(Raw records)
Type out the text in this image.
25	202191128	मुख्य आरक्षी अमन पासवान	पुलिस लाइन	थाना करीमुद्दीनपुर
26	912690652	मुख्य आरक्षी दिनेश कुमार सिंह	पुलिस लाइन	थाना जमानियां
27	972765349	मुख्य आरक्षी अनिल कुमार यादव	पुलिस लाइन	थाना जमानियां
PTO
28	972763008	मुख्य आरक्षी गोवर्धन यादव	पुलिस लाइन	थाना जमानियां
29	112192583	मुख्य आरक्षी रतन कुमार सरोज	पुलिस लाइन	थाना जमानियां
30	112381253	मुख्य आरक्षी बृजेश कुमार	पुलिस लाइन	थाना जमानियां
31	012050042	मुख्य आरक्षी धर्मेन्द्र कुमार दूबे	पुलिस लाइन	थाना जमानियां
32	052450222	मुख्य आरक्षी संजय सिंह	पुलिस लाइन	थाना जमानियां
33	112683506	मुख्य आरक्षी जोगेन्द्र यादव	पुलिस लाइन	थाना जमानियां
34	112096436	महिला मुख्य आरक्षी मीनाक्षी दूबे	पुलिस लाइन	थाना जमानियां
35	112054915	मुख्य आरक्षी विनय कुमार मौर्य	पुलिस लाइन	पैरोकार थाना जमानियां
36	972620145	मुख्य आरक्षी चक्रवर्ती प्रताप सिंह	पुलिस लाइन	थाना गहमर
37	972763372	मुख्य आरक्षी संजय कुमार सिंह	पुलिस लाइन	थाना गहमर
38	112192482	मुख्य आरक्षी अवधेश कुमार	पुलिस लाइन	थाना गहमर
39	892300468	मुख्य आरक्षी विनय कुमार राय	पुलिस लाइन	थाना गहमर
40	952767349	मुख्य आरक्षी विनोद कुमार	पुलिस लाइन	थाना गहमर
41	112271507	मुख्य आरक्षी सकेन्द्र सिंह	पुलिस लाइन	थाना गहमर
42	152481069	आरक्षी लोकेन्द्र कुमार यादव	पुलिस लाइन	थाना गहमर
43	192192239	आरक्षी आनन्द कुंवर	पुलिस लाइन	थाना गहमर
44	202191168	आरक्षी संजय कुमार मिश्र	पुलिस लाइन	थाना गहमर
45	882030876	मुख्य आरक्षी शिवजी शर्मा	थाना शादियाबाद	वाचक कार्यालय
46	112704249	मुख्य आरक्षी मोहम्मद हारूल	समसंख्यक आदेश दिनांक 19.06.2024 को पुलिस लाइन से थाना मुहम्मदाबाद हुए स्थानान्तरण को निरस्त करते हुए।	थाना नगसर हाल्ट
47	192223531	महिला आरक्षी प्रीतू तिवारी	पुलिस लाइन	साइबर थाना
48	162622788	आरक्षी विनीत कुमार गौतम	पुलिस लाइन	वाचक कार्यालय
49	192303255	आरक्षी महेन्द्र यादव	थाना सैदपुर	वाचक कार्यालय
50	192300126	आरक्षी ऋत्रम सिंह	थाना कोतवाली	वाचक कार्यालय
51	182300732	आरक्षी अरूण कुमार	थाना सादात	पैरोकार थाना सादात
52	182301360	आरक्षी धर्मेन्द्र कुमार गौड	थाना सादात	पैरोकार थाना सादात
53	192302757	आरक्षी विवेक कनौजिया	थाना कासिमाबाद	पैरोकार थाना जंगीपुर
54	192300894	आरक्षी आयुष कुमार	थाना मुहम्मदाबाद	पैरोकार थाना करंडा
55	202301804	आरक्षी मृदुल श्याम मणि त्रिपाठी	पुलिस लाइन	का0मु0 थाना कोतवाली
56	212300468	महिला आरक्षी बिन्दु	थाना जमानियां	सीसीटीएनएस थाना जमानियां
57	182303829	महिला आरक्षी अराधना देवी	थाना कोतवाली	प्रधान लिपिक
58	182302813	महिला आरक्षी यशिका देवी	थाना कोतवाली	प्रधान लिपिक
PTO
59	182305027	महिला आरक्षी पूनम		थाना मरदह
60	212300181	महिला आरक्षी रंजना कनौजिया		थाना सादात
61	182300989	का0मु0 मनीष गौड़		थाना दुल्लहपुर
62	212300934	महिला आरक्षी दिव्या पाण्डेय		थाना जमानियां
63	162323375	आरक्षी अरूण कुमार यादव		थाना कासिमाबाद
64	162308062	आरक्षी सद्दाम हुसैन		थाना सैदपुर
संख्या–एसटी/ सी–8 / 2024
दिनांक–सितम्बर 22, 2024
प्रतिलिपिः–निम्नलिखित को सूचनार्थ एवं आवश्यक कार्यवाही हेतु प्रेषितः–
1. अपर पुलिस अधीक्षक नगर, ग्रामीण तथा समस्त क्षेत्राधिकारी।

[EXERCISE BRIEF]:
Reproduce the material precisely, including every line.

[ANSWER FOR THE TASK]:
Type out the text in this image.
25	202191128	मुख्य आरक्षी अमन पासवान	पुलिस लाइन	थाना करीमुद्दीनपुर
26	912690652	मुख्य आरक्षी दिनेश कुमार सिंह	पुलिस लाइन	थाना जमानियां
27	972765349	मुख्य आरक्षी अनिल कुमार यादव	पुलिस लाइन	थाना जमानियां
PTO
28	972763008	मुख्य आरक्षी गोवर्धन यादव	पुलिस लाइन	थाना जमानियां
29	112192583	मुख्य आरक्षी रतन कुमार सरोज	पुलिस लाइन	थाना जमानियां
30	112381253	मुख्य आरक्षी बृजेश कुमार	पुलिस लाइन	थाना जमानियां
31	012050042	मुख्य आरक्षी धर्मेन्द्र कुमार दूबे	पुलिस लाइन	थाना जमानियां
32	052450222	मुख्य आरक्षी संजय सिंह	पुलिस लाइन	थाना जमानियां
33	112683506	मुख्य आरक्षी जोगेन्द्र यादव	पुलिस लाइन	थाना जमानियां
34	112096436	महिला मुख्य आरक्षी मीनाक्षी दूबे	पुलिस लाइन	थाना जमानियां
35	112054915	मुख्य आरक्षी विनय कुमार मौर्य	पुलिस लाइन	पैरोकार थाना जमानियां
36	972620145	मुख्य आरक्षी चक्रवर्ती प्रताप सिंह	पुलिस लाइन	थाना गहमर
37	972763372	मुख्य आरक्षी संजय कुमार सिंह	पुलिस लाइन	थाना गहमर
38	112192482	मुख्य आरक्षी अवधेश कुमार	पुलिस लाइन	थाना गहमर
39	892300468	मुख्य आरक्षी विनय कुमार राय	पुलिस लाइन	थाना गहमर
40	952767349	मुख्य आरक्षी विनोद कुमार	पुलिस लाइन	थाना गहमर
41	112271507	मुख्य आरक्षी सकेन्द्र सिंह	पुलिस लाइन	थाना गहमर
42	152481069	आरक्षी लोकेन्द्र कुमार यादव	पुलिस लाइन	थाना गहमर
43	192192239	आरक्षी आनन्द कुंवर	पुलिस लाइन	थाना गहमर
44	202191168	आरक्षी संजय कुमार मिश्र	पुलिस लाइन	थाना गहमर
45	882030876	मुख्य आरक्षी शिवजी शर्मा	थाना शादियाबाद	वाचक कार्यालय
46	112704249	मुख्य आरक्षी मोहम्मद हारूल	समसंख्यक आदेश दिनांक 19.06.2024 को पुलिस लाइन से थाना मुहम्मदाबाद हुए स्थानान्तरण को निरस्त करते हुए।	थाना नगसर हाल्ट
47	192223531	महिला आरक्षी प्रीतू तिवारी	पुलिस लाइन	साइबर थाना
48	162622788	आरक्षी विनीत कुमार गौतम	पुलिस लाइन	वाचक कार्यालय
49	192303255	आरक्षी महेन्द्र यादव	थाना सैदपुर	वाचक कार्यालय
50	192300126	आरक्षी ऋत्रम सिंह	थाना कोतवाली	वाचक कार्यालय
51	182300732	आरक्षी अरूण कुमार	थाना सादात	पैरोकार थाना सादात
52	182301360	आरक्षी धर्मेन्द्र कुमार गौड	थाना सादात	पैरोकार थाना सादात
53	192302757	आरक्षी विवेक कनौजिया	थाना कासिमाबाद	पैरोकार थाना जंगीपुर
54	192300894	आरक्षी आयुष कुमार	थाना मुहम्मदाबाद	पैरोकार थाना करंडा
55	202301804	आरक्षी मृदुल श्याम मणि त्रिपाठी	पुलिस लाइन	का0मु0 थाना कोतवाली
56	212300468	महिला आरक्षी बिन्दु	थाना जमानियां	सीसीटीएनएस थाना जमानियां
57	182303829	महिला आरक्षी अराधना देवी	थाना कोतवाली	प्रधान लिपिक
58	182302813	महिला आरक्षी यशिका देवी	थाना कोतवाली	प्रधान लिपिक
PTO
59	182305027	महिला आरक्षी पूनम		थाना मरदह
60	212300181	महिला आरक्षी रंजना कनौजिया		थाना सादात
61	182300989	का0मु0 मनीष गौड़		थाना दुल्लहपुर
62	212300934	महिला आरक्षी दिव्या पाण्डेय		थाना जमानियां
63	162323375	आरक्षी अरूण कुमार यादव		थाना कासिमाबाद
64	162308062	आरक्षी सद्दाम हुसैन		थाना सैदपुर
संख्या–एसटी/ सी–8 / 2024
दिनांक–सितम्बर 22, 2024
प्रतिलिपिः–निम्नलिखित को सूचनार्थ एवं आवश्यक कार्यवाही हेतु प्रेषितः–
1. अपर पुलिस अधीक्षक नगर, ग्रामीण तथा समस्त क्षेत्राधिकारी।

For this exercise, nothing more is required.